Goal -
Please copy out only the lines of the records below that contain the string "icon".

Listing -
————————

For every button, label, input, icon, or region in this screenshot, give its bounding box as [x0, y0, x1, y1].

————————

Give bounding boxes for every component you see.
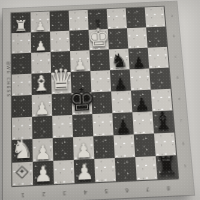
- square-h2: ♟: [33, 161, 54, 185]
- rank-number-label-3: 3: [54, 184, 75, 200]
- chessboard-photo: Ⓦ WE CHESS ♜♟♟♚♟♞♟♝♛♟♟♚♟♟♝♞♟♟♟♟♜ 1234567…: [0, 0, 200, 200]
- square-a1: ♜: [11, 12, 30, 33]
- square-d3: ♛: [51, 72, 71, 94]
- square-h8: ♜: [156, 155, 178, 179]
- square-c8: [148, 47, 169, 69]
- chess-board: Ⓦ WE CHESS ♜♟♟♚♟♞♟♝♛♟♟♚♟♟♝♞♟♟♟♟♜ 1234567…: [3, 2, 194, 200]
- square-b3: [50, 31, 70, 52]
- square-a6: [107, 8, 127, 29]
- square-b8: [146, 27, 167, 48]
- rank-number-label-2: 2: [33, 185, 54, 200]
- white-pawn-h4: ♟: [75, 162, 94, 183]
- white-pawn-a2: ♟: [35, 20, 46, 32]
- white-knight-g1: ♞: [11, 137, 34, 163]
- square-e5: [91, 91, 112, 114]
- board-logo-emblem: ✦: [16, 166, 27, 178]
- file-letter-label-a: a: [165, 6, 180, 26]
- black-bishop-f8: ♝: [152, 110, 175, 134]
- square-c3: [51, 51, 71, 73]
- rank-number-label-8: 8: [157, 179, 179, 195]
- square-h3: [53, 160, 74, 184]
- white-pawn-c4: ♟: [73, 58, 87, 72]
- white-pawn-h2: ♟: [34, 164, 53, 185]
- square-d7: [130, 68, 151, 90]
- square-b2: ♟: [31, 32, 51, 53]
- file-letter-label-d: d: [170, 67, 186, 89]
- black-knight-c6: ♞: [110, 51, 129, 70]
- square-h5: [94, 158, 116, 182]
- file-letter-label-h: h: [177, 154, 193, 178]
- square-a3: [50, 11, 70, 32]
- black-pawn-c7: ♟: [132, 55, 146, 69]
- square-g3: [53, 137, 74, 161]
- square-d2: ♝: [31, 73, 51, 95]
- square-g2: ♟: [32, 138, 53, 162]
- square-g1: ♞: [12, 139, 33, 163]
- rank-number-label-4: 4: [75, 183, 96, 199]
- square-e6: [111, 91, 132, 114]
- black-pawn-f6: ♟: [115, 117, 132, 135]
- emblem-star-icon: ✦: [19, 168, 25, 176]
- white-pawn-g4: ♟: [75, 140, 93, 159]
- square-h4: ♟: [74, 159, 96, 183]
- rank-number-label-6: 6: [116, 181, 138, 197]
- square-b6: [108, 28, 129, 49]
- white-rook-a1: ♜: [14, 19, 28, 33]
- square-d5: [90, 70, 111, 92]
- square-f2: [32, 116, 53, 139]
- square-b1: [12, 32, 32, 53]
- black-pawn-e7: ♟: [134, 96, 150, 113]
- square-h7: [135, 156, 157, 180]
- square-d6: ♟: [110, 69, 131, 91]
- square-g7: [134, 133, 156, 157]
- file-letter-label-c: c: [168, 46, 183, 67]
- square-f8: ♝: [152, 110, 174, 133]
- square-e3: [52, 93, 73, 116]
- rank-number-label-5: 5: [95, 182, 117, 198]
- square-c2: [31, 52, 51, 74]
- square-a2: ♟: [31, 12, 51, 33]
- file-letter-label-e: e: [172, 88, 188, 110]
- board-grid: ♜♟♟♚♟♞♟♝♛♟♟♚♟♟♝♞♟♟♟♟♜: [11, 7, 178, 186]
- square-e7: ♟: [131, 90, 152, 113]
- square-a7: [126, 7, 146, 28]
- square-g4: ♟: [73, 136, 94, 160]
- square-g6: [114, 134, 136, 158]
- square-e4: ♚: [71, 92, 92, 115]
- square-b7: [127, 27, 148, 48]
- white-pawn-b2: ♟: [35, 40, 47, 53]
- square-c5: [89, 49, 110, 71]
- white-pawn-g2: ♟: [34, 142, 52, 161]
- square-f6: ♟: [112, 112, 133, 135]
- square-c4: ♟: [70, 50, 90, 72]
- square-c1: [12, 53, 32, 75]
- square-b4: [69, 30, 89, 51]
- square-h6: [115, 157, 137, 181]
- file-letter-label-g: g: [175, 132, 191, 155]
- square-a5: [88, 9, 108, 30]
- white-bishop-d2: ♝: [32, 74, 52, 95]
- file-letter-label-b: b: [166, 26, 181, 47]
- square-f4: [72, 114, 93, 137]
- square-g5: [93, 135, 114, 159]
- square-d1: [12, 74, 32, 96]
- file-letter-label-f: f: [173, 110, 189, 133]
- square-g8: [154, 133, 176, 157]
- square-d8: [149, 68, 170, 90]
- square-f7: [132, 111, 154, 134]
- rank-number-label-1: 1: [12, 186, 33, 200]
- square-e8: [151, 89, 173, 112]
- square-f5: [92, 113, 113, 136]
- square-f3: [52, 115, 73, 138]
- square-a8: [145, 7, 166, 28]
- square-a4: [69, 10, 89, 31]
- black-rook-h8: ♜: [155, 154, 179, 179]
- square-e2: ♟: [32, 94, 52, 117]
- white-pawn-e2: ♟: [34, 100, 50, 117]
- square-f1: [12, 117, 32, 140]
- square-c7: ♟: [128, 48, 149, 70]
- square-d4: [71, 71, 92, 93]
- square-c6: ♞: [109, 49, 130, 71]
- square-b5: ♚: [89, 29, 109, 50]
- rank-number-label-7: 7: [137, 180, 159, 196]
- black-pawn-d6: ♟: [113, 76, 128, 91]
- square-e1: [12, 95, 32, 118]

————————

Finished answer -
For every button, label, input, icon, or region in this screenshot, give its bounding box as [x0, y0, x1, y1].
- emblem-star-icon: ✦: [19, 168, 25, 176]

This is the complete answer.